START DATASET RECORDS

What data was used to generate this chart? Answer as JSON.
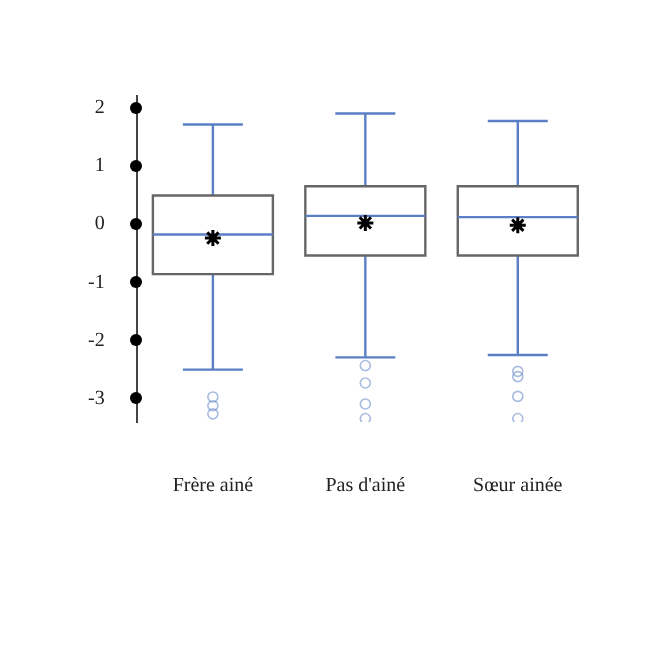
{
  "chart_data": {
    "type": "box",
    "categories": [
      "Frère ainé",
      "Pas d'ainé",
      "Sœur ainée"
    ],
    "color": "#666666",
    "boxes": [
      {
        "low": -2.5,
        "q1": -0.86,
        "median": -0.18,
        "q3": 0.49,
        "high": 1.71,
        "mean": -0.24,
        "outliers": [
          -2.97,
          -3.12,
          -3.26
        ]
      },
      {
        "low": -2.29,
        "q1": -0.54,
        "median": 0.14,
        "q3": 0.65,
        "high": 1.9,
        "mean": 0.02,
        "outliers": [
          -2.43,
          -2.73,
          -3.09,
          -3.34
        ]
      },
      {
        "low": -2.25,
        "q1": -0.54,
        "median": 0.12,
        "q3": 0.65,
        "high": 1.77,
        "mean": -0.02,
        "outliers": [
          -2.53,
          -2.62,
          -2.96,
          -3.34
        ]
      }
    ],
    "ylim": [
      -3.4,
      2.2
    ],
    "yticks": [
      -3,
      -2,
      -1,
      0,
      1,
      2
    ],
    "grid": false,
    "legend": false,
    "marker": "circle"
  }
}
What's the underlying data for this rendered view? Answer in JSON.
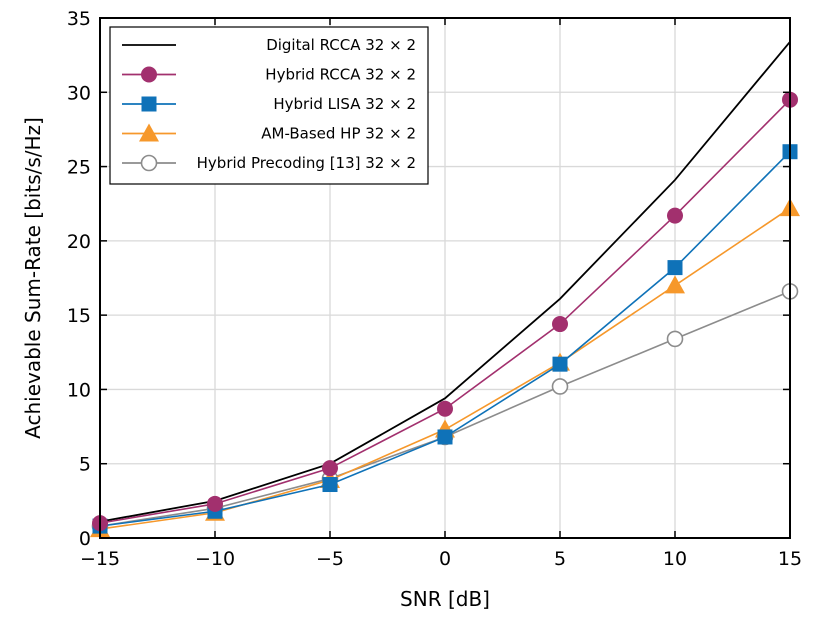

END DATASET RECORDS

**TASK:**
Print the listing above in full, exactly as written. Omit any pictures.

**OUTPUT OF THE TASK:**
What data was used to generate this chart? Answer as JSON.
{
  "chart_data": {
    "type": "box",
    "categories": [
      "Frère ainé",
      "Pas d'ainé",
      "Sœur ainée"
    ],
    "color": "#666666",
    "boxes": [
      {
        "low": -2.5,
        "q1": -0.86,
        "median": -0.18,
        "q3": 0.49,
        "high": 1.71,
        "mean": -0.24,
        "outliers": [
          -2.97,
          -3.12,
          -3.26
        ]
      },
      {
        "low": -2.29,
        "q1": -0.54,
        "median": 0.14,
        "q3": 0.65,
        "high": 1.9,
        "mean": 0.02,
        "outliers": [
          -2.43,
          -2.73,
          -3.09,
          -3.34
        ]
      },
      {
        "low": -2.25,
        "q1": -0.54,
        "median": 0.12,
        "q3": 0.65,
        "high": 1.77,
        "mean": -0.02,
        "outliers": [
          -2.53,
          -2.62,
          -2.96,
          -3.34
        ]
      }
    ],
    "ylim": [
      -3.4,
      2.2
    ],
    "yticks": [
      -3,
      -2,
      -1,
      0,
      1,
      2
    ],
    "grid": false,
    "legend": false,
    "marker": "circle"
  }
}
What's the underlying data for this rendered view? Answer in JSON.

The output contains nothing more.